WHAT IS BEING ASKED
Only a number is wanted here: the number of lines of the data that include "会议时间".

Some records
· · · · · · ·
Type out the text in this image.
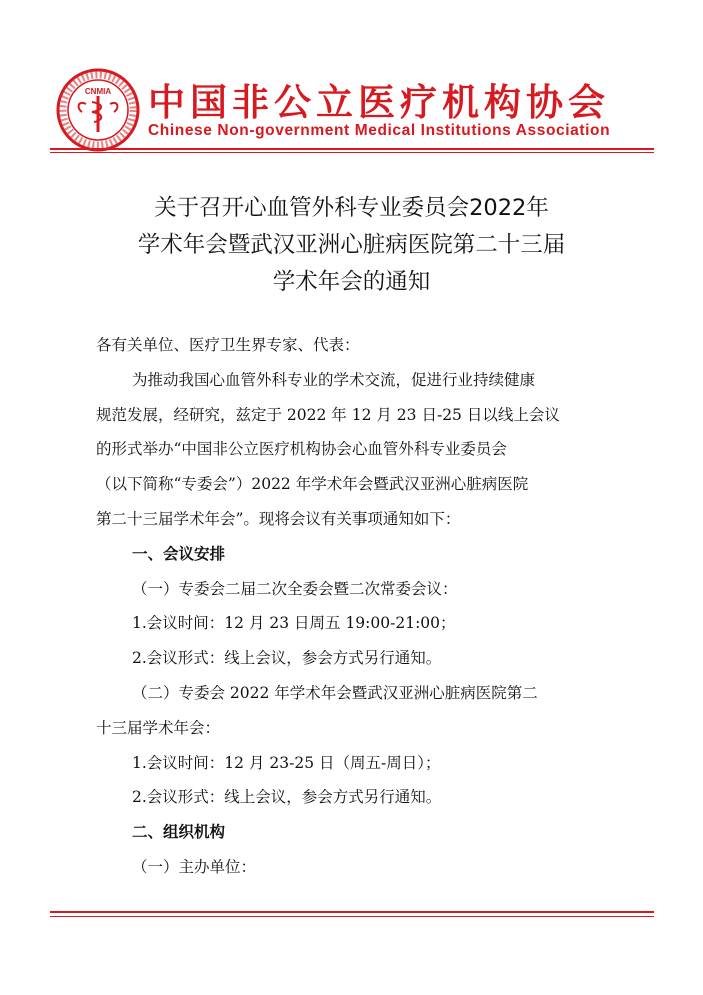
CNMIA 中国非公立医疗机构协会
Chinese Non-government Medical Institutions Association
关于召开心血管外科专业委员会2022年
学术年会暨武汉亚洲心脏病医院第二十三届
学术年会的通知

各有关单位、医疗卫生界专家、代表：

为推动我国心血管外科专业的学术交流，促进行业持续健康

规范发展，经研究，兹定于 2022 年 12 月 23 日-25 日以线上会议

的形式举办“中国非公立医疗机构协会心血管外科专业委员会

（以下简称“专委会”）2022 年学术年会暨武汉亚洲心脏病医院

第二十三届学术年会”。现将会议有关事项通知如下：

一、会议安排

（一）专委会二届二次全委会暨二次常委会议：

1.会议时间：12 月 23 日周五 19:00-21:00；

2.会议形式：线上会议，参会方式另行通知。

（二）专委会 2022 年学术年会暨武汉亚洲心脏病医院第二

十三届学术年会：

1.会议时间：12 月 23-25 日（周五-周日）；

2.会议形式：线上会议，参会方式另行通知。

二、组织机构

（一）主办单位：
· · · · · · ·
WRITTEN SOLUTION
2